[start of Data records]
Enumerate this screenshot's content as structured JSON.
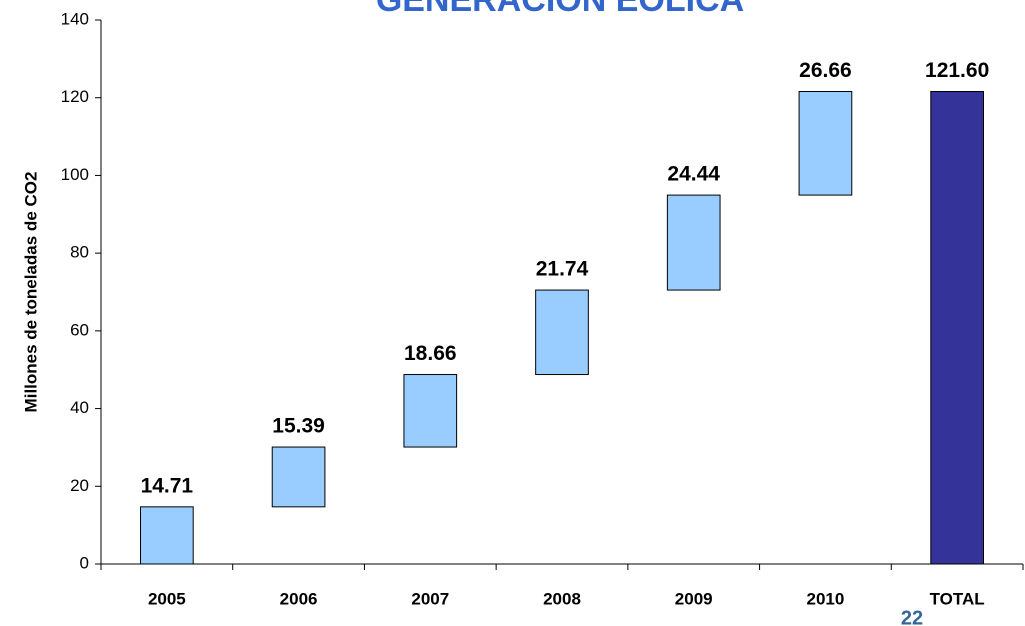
{
  "chart_data": {
    "type": "waterfall",
    "title": "GENERACION EOLICA",
    "y_label": "Millones de toneladas de CO2",
    "categories": [
      "2005",
      "2006",
      "2007",
      "2008",
      "2009",
      "2010",
      "TOTAL"
    ],
    "values": [
      14.71,
      15.39,
      18.66,
      21.74,
      24.44,
      26.66,
      121.6
    ],
    "value_labels": [
      "14.71",
      "15.39",
      "18.66",
      "21.74",
      "24.44",
      "26.66",
      "121.60"
    ],
    "color": "#99ccff",
    "total_color": "#333399",
    "ylim": [
      0,
      140
    ],
    "yticks": [
      0,
      20,
      40,
      60,
      80,
      100,
      120,
      140
    ],
    "grid": false
  },
  "page_number": "22"
}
[end of Data records]
Your task – Skip the pictures, then retype every line above exactly.

Written response –
Enumerate this screenshot's content as structured JSON.
{
  "chart_data": {
    "type": "waterfall",
    "title": "GENERACION EOLICA",
    "y_label": "Millones de toneladas de CO2",
    "categories": [
      "2005",
      "2006",
      "2007",
      "2008",
      "2009",
      "2010",
      "TOTAL"
    ],
    "values": [
      14.71,
      15.39,
      18.66,
      21.74,
      24.44,
      26.66,
      121.6
    ],
    "value_labels": [
      "14.71",
      "15.39",
      "18.66",
      "21.74",
      "24.44",
      "26.66",
      "121.60"
    ],
    "color": "#99ccff",
    "total_color": "#333399",
    "ylim": [
      0,
      140
    ],
    "yticks": [
      0,
      20,
      40,
      60,
      80,
      100,
      120,
      140
    ],
    "grid": false
  },
  "page_number": "22"
}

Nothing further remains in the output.